• **EXERCISE BRIEF**: Using the data below, show every line where the word "Mexico" occurs.

Stored data entries
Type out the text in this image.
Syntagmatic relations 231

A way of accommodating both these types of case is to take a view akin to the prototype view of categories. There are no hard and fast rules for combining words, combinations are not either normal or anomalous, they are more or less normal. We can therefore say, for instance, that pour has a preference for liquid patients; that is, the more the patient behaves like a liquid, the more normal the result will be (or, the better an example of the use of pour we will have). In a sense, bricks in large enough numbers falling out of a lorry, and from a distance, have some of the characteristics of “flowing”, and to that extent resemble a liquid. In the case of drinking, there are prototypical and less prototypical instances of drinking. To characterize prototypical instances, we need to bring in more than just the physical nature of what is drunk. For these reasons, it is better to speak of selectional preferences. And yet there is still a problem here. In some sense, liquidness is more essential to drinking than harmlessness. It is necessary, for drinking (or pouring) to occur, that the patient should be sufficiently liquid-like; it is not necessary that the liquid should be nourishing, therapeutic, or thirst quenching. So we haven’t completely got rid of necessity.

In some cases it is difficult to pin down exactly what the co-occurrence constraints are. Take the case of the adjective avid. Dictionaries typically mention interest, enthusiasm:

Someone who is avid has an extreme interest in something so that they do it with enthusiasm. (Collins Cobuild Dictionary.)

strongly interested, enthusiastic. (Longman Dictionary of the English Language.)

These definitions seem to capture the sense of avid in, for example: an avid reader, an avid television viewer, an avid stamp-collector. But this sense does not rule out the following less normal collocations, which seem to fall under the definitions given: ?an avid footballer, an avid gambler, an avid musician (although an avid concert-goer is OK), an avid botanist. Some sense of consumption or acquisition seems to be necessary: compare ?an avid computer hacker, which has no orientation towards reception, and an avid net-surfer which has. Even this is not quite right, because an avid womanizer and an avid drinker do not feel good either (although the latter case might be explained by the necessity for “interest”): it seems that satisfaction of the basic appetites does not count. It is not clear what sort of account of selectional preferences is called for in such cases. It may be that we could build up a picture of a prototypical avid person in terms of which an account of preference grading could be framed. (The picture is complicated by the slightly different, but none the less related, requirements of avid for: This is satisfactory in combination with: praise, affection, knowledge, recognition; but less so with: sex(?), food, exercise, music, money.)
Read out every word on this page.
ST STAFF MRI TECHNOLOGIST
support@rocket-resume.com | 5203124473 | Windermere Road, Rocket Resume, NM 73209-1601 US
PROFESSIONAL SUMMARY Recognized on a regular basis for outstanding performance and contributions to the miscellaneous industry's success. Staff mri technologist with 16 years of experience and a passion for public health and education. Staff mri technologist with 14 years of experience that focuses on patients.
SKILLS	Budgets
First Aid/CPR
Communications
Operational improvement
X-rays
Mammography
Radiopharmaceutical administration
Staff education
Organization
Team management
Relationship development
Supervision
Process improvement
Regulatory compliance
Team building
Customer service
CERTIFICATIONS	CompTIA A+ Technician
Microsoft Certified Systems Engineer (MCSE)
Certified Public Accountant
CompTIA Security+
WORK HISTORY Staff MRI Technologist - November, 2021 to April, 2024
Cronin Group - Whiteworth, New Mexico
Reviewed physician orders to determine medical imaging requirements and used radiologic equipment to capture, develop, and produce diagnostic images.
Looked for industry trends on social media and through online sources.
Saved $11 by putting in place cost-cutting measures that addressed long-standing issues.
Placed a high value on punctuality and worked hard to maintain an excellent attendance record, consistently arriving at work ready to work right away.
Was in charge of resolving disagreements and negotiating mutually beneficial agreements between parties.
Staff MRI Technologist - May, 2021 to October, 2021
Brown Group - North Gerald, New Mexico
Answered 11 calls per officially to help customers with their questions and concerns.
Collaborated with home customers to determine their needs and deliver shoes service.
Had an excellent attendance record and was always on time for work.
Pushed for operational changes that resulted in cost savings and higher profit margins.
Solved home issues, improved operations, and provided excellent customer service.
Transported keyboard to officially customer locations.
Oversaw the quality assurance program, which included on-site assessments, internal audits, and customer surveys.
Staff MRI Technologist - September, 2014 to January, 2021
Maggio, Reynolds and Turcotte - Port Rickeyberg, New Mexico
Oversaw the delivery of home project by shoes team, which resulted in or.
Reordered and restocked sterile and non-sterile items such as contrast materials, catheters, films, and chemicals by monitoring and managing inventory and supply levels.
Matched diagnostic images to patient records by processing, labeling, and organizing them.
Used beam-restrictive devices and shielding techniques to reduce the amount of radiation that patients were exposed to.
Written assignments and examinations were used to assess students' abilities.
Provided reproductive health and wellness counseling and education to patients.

• **RESULT**:
Cronin Group - Whiteworth, New Mexico
Brown Group - North Gerald, New Mexico
Maggio, Reynolds and Turcotte - Port Rickeyberg, New Mexico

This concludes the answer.